• _Aim of the task_
Do not copy the pictures; transcribe all other material exactly.
--- BEGIN Records shown ---
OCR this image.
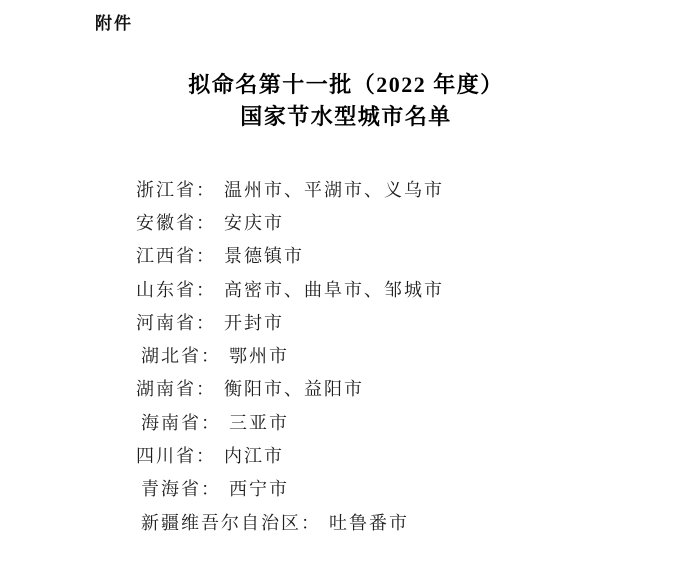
附件
拟命名第十一批（2022 年度）
国家节水型城市名单
浙江省 ： 温州市、平湖市、义乌市
安徽省 ： 安庆市
江西省 ： 景德镇市
山东省 ： 高密市、曲阜市、邹城市
河南省 ： 开封市
湖北省 ： 鄂州市
湖南省 ： 衡阳市、益阳市
海南省 ： 三亚市
四川省 ： 内江市
青海省 ： 西宁市
新疆维吾尔自治区 ： 吐鲁番市
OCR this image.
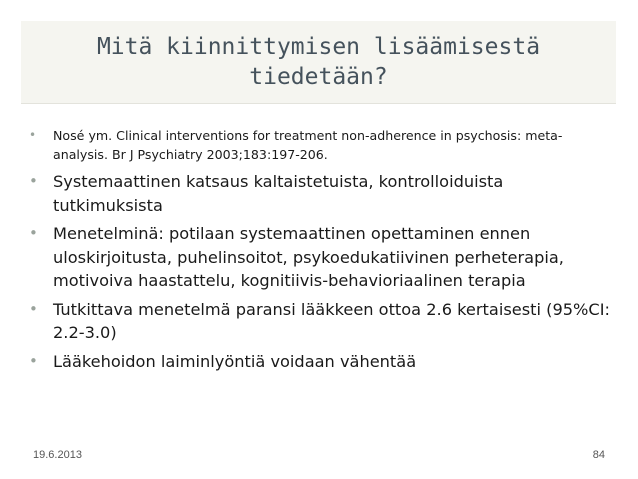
Mitä kiinnittymisen lisäämisestä
tiedetään?
• Nosé ym. Clinical interventions for treatment non-adherence in psychosis: meta-analysis. Br J Psychiatry 2003;183:197-206.
• Systemaattinen katsaus kaltaistetuista, kontrolloiduista tutkimuksista
• Menetelminä: potilaan systemaattinen opettaminen ennen uloskirjoitusta, puhelinsoitot, psykoedukatiivinen perheterapia, motivoiva haastattelu, kognitiivis-behavioriaalinen terapia
• Tutkittava menetelmä paransi lääkkeen ottoa 2.6 kertaisesti (95%CI: 2.2-3.0)
• Lääkehoidon laiminlyöntiä voidaan vähentää
19.6.2013	84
--- END Records shown ---
• _Written answer_
OCR this image.
附件
拟命名第十一批（2022 年度）
国家节水型城市名单
浙江省 ： 温州市、平湖市、义乌市
安徽省 ： 安庆市
江西省 ： 景德镇市
山东省 ： 高密市、曲阜市、邹城市
河南省 ： 开封市
湖北省 ： 鄂州市
湖南省 ： 衡阳市、益阳市
海南省 ： 三亚市
四川省 ： 内江市
青海省 ： 西宁市
新疆维吾尔自治区 ： 吐鲁番市
OCR this image.
Mitä kiinnittymisen lisäämisestä
tiedetään?
• Nosé ym. Clinical interventions for treatment non-adherence in psychosis: meta-analysis. Br J Psychiatry 2003;183:197-206.
• Systemaattinen katsaus kaltaistetuista, kontrolloiduista tutkimuksista
• Menetelminä: potilaan systemaattinen opettaminen ennen uloskirjoitusta, puhelinsoitot, psykoedukatiivinen perheterapia, motivoiva haastattelu, kognitiivis-behavioriaalinen terapia
• Tutkittava menetelmä paransi lääkkeen ottoa 2.6 kertaisesti (95%CI: 2.2-3.0)
• Lääkehoidon laiminlyöntiä voidaan vähentää
19.6.2013	84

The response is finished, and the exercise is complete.